To enable Karpenter support:
-
Add the Karpenter flag to your custom values file:
workloads:
enableKarpenterSupport: true # Default is false. -
Configure taints and labels on your node groups following the Karpenter documentation.
-
Apply the configuration using
helm upgrade
with your custom values file as shown in Apply custom configurations for your Anyscale operator.
For complete parameter details, see workloads.enableKarpenterSupport in the Helm reference.
Consider using the Anyscale Terraform provider for Kubernetes to automate Karpenter configuration.
Configure high availability with PodDisruptionBudgets
PodDisruptionBudgets (PDBs) prevent cluster maintenance from evicting your Ray head nodes. This ensures your workloads remain stable but requires special procedures for cluster upgrades.
To enable PDB protection, set the following parameter:
workloads:
enableAnyscaleRayHeadNodePDB: true # Default is true.
To prevent eviction of head nodes for running Ray clusters, PDBs block rolling Kubernetes cluster upgrades.
With PDBs enabled, you must pause or terminate all running Anyscale services, jobs, and workspaces to upgrade your Kubernetes cluster.
Configure networking
You must allow ingress to your Kubernetes cluster to support features such as dashboards and Anyscale services.

### Data extract
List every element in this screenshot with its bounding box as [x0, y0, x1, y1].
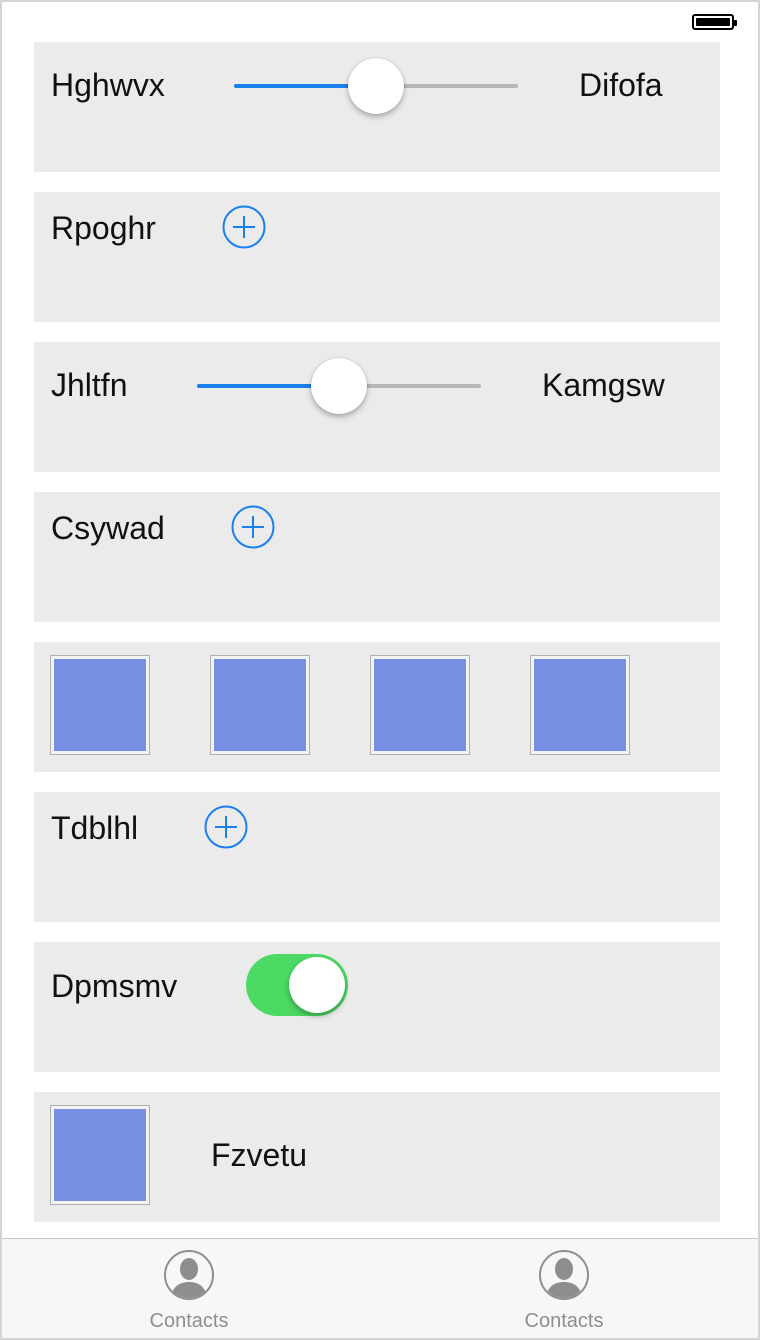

### What is asked
1. Using the Anyscale configuration excerpt, decide whether each statement agrees with it. Answer yes or no and quote the deciding words.
(a) Karpenter support is turned on by default.
(b) PDBs block rolling Kubernetes cluster upgrades.
(c) The head node PDB setting defaults to true.
2. According to the Anyscale configuration excerpt, what must you allow to your Kubernetes cluster to support dashboards and Anyscale services?
3. Extract the passage of the Anyscale configuration excerpt from "Configure high availability" up to and including "Default is true.".

### Results of the exercise
1.
(a) No: "enableKarpenterSupport: true # Default is false."
(b) Yes: "PDBs block rolling Kubernetes cluster upgrades."
(c) Yes: "enableAnyscaleRayHeadNodePDB: true # Default is true."

2. Ingress to the Kubernetes cluster.

3.
Configure high availability with PodDisruptionBudgets
PodDisruptionBudgets (PDBs) prevent cluster maintenance from evicting your Ray head nodes. This ensures your workloads remain stable but requires special procedures for cluster upgrades.
To enable PDB protection, set the following parameter:
workloads:
enableAnyscaleRayHeadNodePDB: true # Default is true.